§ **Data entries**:

○ ○ ○ ○ ○

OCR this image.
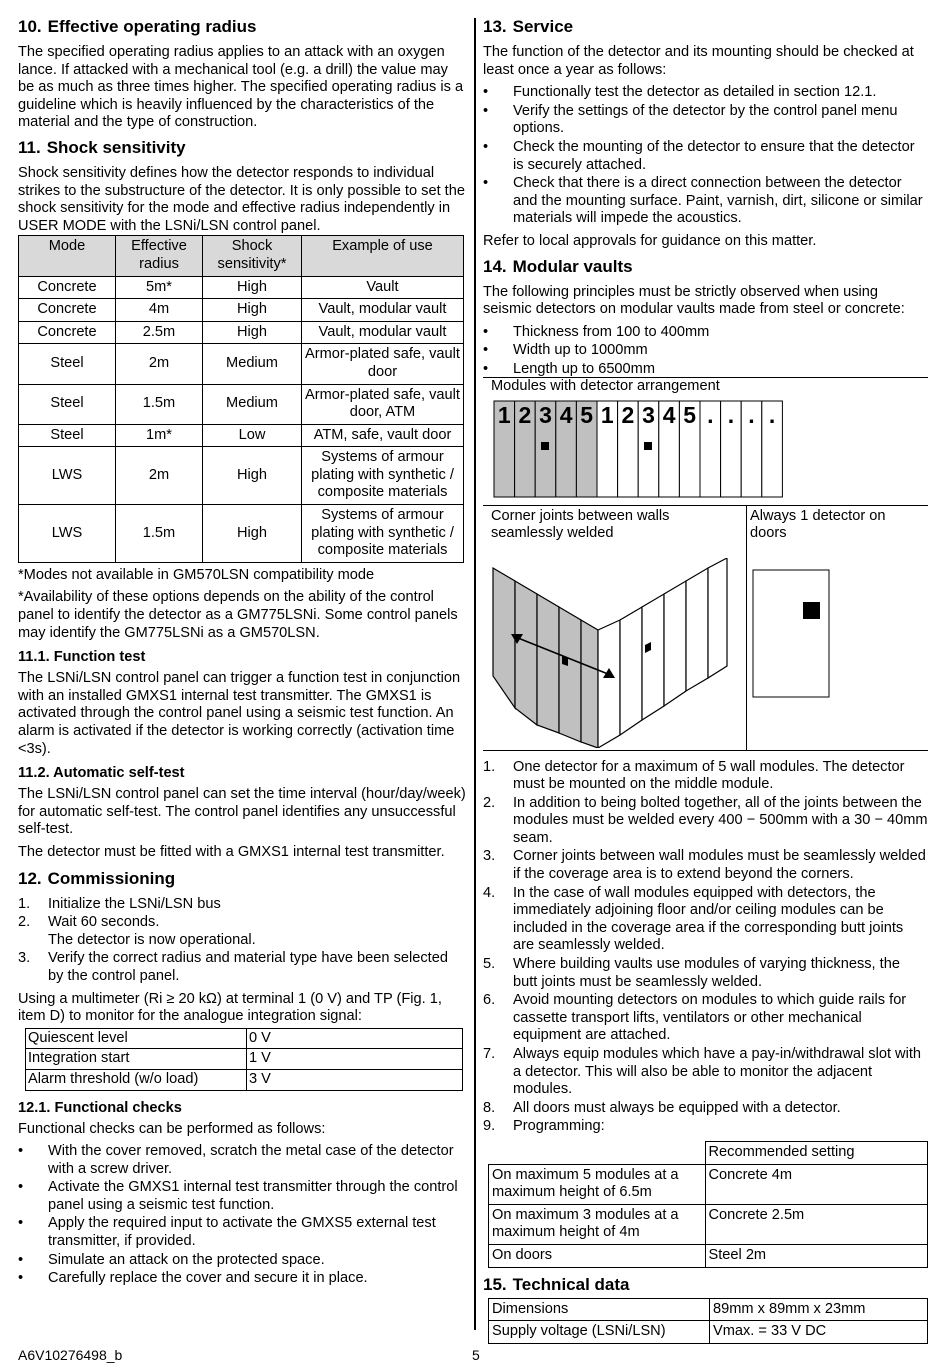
10. Effective operating radius

The specified operating radius applies to an attack with an oxygen lance. If attacked with a mechanical tool (e.g. a drill) the value may be as much as three times higher. The specified operating radius is a guideline which is heavily influenced by the characteristics of the material and the type of construction.

11. Shock sensitivity

Shock sensitivity defines how the detector responds to individual strikes to the substructure of the detector. It is only possible to set the shock sensitivity for the mode and effective radius independently in USER MODE with the LSNi/LSN control panel.

Mode	Effective radius	Shock sensitivity*	Example of use
Concrete	5m*	High	Vault
Concrete	4m	High	Vault, modular vault
Concrete	2.5m	High	Vault, modular vault
Steel	2m	Medium	Armor-plated safe, vault door
Steel	1.5m	Medium	Armor-plated safe, vault door, ATM
Steel	1m*	Low	ATM, safe, vault door
LWS	2m	High	Systems of armour plating with synthetic / composite materials
LWS	1.5m	High	Systems of armour plating with synthetic / composite materials

*Modes not available in GM570LSN compatibility mode

*Availability of these options depends on the ability of the control panel to identify the detector as a GM775LSNi. Some control panels may identify the GM775LSNi as a GM570LSN.

11.1. Function test

The LSNi/LSN control panel can trigger a function test in conjunction with an installed GMXS1 internal test transmitter. The GMXS1 is activated through the control panel using a seismic test function. An alarm is activated if the detector is working correctly (activation time <3s).

11.2. Automatic self-test

The LSNi/LSN control panel can set the time interval (hour/day/week) for automatic self-test. The control panel identifies any unsuccessful self-test.

The detector must be fitted with a GMXS1 internal test transmitter.

12. Commissioning
1. Initialize the LSNi/LSN bus
2. Wait 60 seconds.
The detector is now operational.
3. Verify the correct radius and material type have been selected by the control panel.

Using a multimeter (Ri ≥ 20 kΩ) at terminal 1 (0 V) and TP (Fig. 1, item D) to monitor for the analogue integration signal:

Quiescent level	0 V
Integration start	1 V
Alarm threshold (w/o load)	3 V
12.1. Functional checks

Functional checks can be performed as follows:

• With the cover removed, scratch the metal case of the detector with a screw driver.
• Activate the GMXS1 internal test transmitter through the control panel using a seismic test function.
• Apply the required input to activate the GMXS5 external test transmitter, if provided.
• Simulate an attack on the protected space.
• Carefully replace the cover and secure it in place.
13. Service

The function of the detector and its mounting should be checked at least once a year as follows:

• Functionally test the detector as detailed in section 12.1.
• Verify the settings of the detector by the control panel menu options.
• Check the mounting of the detector to ensure that the detector is securely attached.
• Check that there is a direct connection between the detector and the mounting surface. Paint, varnish, dirt, silicone or similar materials will impede the acoustics.

Refer to local approvals for guidance on this matter.

14. Modular vaults

The following principles must be strictly observed when using seismic detectors on modular vaults made from steel or concrete:

• Thickness from 100 to 400mm
• Width up to 1000mm
• Length up to 6500mm
Modules with detector arrangement
1 2 3 4 5 1 2 3 4 5 . . . .
Corner joints between walls seamlessly welded
Always 1 detector on doors
1. One detector for a maximum of 5 wall modules. The detector must be mounted on the middle module.
2. In addition to being bolted together, all of the joints between the modules must be welded every 400 − 500mm with a 30 − 40mm seam.
3. Corner joints between wall modules must be seamlessly welded if the coverage area is to extend beyond the corners.
4. In the case of wall modules equipped with detectors, the immediately adjoining floor and/or ceiling modules can be included in the coverage area if the corresponding butt joints are seamlessly welded.
5. Where building vaults use modules of varying thickness, the butt joints must be seamlessly welded.
6. Avoid mounting detectors on modules to which guide rails for cassette transport lifts, ventilators or other mechanical equipment are attached.
7. Always equip modules which have a pay-in/withdrawal slot with a detector. This will also be able to monitor the adjacent modules.
8. All doors must always be equipped with a detector.
9. Programming:
	Recommended setting
On maximum 5 modules at a maximum height of 6.5m	Concrete 4m
On maximum 3 modules at a maximum height of 4m	Concrete 2.5m
On doors	Steel 2m
15. Technical data
Dimensions	89mm x 89mm x 23mm
Supply voltage (LSNi/LSN)	Vmax. = 33 V DC
A6V10276498_b	5
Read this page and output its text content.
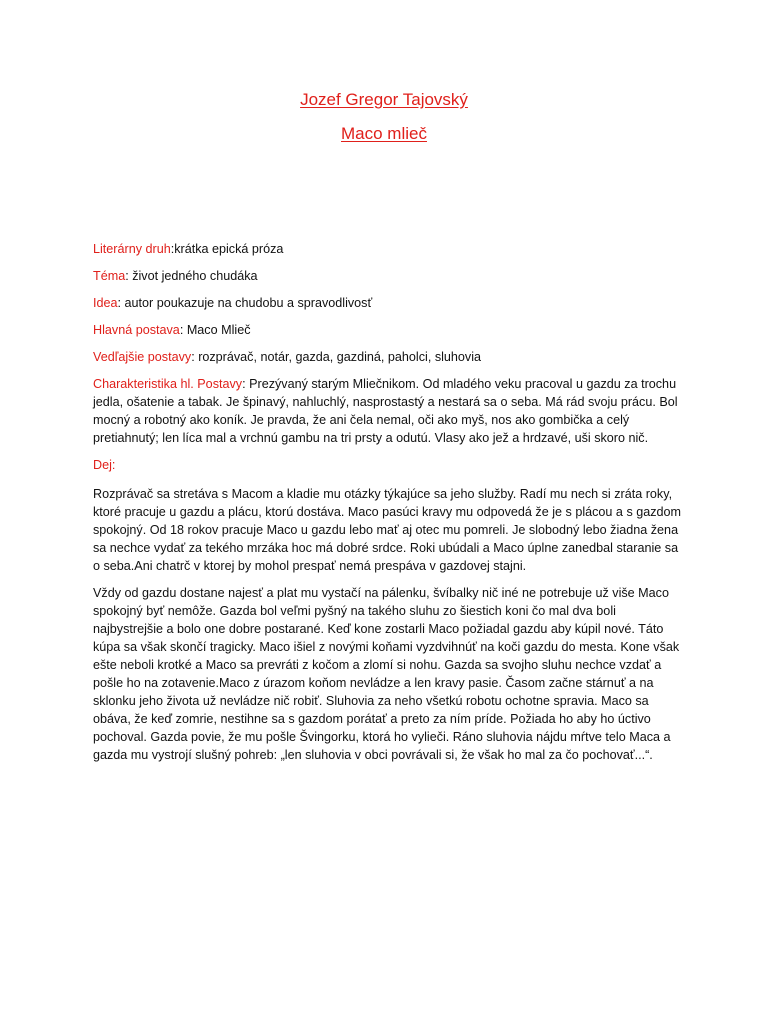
Jozef Gregor Tajovský
Maco mlieč

Literárny druh:krátka epická próza

Téma: život jedného chudáka

Idea: autor poukazuje na chudobu a spravodlivosť

Hlavná postava: Maco Mlieč

Vedľajšie postavy: rozprávač, notár, gazda, gazdiná, paholci, sluhovia

Charakteristika hl. Postavy: Prezývaný starým Mliečnikom. Od mladého veku pracoval u gazdu za trochu jedla, ošatenie a tabak. Je špinavý, nahluchlý, nasprostastý a nestará sa o seba. Má rád svoju prácu. Bol mocný a robotný ako koník. Je pravda, že ani čela nemal, oči ako myš, nos ako gombička a celý pretiahnutý; len líca mal a vrchnú gambu na tri prsty a odutú. Vlasy ako jež a hrdzavé, uši skoro nič.

Dej:

Rozprávač sa stretáva s Macom a kladie mu otázky týkajúce sa jeho služby. Radí mu nech si zráta roky, ktoré pracuje u gazdu a plácu, ktorú dostáva. Maco pasúci kravy mu odpovedá že je s plácou a s gazdom spokojný. Od 18 rokov pracuje Maco u gazdu lebo mať aj otec mu pomreli. Je slobodný lebo žiadna žena sa nechce vydať za tekého mrzáka hoc má dobré srdce. Roki ubúdali a Maco úplne zanedbal staranie sa o seba.Ani chatrč v ktorej by mohol prespať nemá prespáva v gazdovej stajni.

Vždy od gazdu dostane najesť a plat mu vystačí na pálenku, švíbalky nič iné ne potrebuje už više Maco spokojný byť nemôže. Gazda bol veľmi pyšný na takého sluhu zo šiestich koni čo mal dva boli najbystrejšie a bolo one dobre postarané. Keď kone zostarli Maco požiadal gazdu aby kúpil nové. Táto kúpa sa však skončí tragicky. Maco išiel z novými koňami vyzdvihnúť na koči gazdu do mesta. Kone však ešte neboli krotké a Maco sa prevráti z kočom a zlomí si nohu. Gazda sa svojho sluhu nechce vzdať a pošle ho na zotavenie.Maco z úrazom koňom nevládze a len kravy pasie. Časom začne stárnuť a na sklonku jeho života už nevládze nič robiť. Sluhovia za neho všetkú robotu ochotne spravia. Maco sa obáva, že keď zomrie, nestihne sa s gazdom porátať a preto za ním príde. Požiada ho aby ho úctivo pochoval. Gazda povie, že mu pošle Švingorku, ktorá ho vylieči. Ráno sluhovia nájdu mŕtve telo Maca a gazda mu vystrojí slušný pohreb: „len sluhovia v obci povrávali si, že však ho mal za čo pochovať...“.
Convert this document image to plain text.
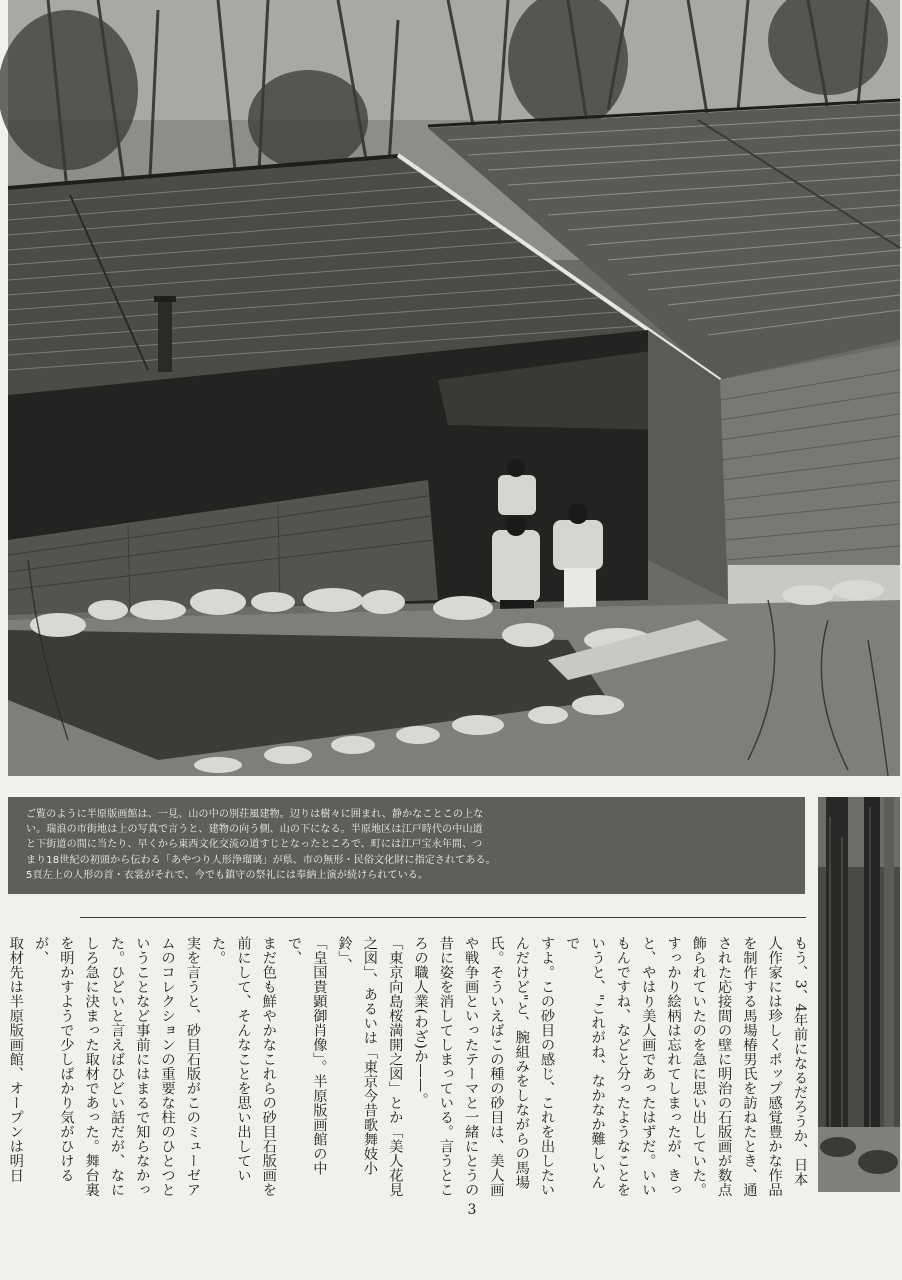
ご覧のように半原版画館は、一見、山の中の別荘風建物。辺りは樹々に囲まれ、静かなことこの上な
い。瑞浪の市街地は上の写真で言うと、建物の向う側、山の下になる。半原地区は江戸時代の中山道
と下街道の間に当たり、早くから東西文化交流の道すじとなったところで、町には江戸宝永年間、つ
まり18世紀の初頭から伝わる「あやつり人形浄瑠璃」が県、市の無形・民俗文化財に指定されてある。
5頁左上の人形の首・衣裳がそれで、今でも鎮守の祭礼には奉納上演が続けられている。

もう、3、4年前になるだろうか、日本
人作家には珍しくポップ感覚豊かな作品
を制作する馬場椿男氏を訪ねたとき、通
された応接間の壁に明治の石版画が数点
飾られていたのを急に思い出していた。
すっかり絵柄は忘れてしまったが、きっ
と、やはり美人画であったはずだ。いい
もんですね、などと分ったようなことを
いうと、"これがね、なかなか難しいんで
すよ。この砂目の感じ、これを出したい
んだけど"と、腕組みをしながらの馬場
氏。そういえばこの種の砂目は、美人画
や戦争画といったテーマと一緒にとうの
昔に姿を消してしまっている。言うとこ
ろの職人業(わざ)か——。
「東京向島桜満開之図」とか「美人花見
之図」、あるいは「東京今昔歌舞妓小鈴」、
「皇国貴顕御肖像」。半原版画館の中で、
まだ色も鮮やかなこれらの砂目石版画を
前にして、そんなことを思い出していた。
実を言うと、砂目石版がこのミューゼア
ムのコレクションの重要な柱のひとつと
いうことなど事前にはまるで知らなかっ
た。ひどいと言えばひどい話だが、なに
しろ急に決まった取材であった。舞台裏
を明かすようで少しばかり気がひけるが、
取材先は半原版画館、オープンは明日

3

○ ○ ○ ○ ○

§ **Goal**:
State the number of lines above that hold the string "equipped", with nothing added.

§ **Answer**:
2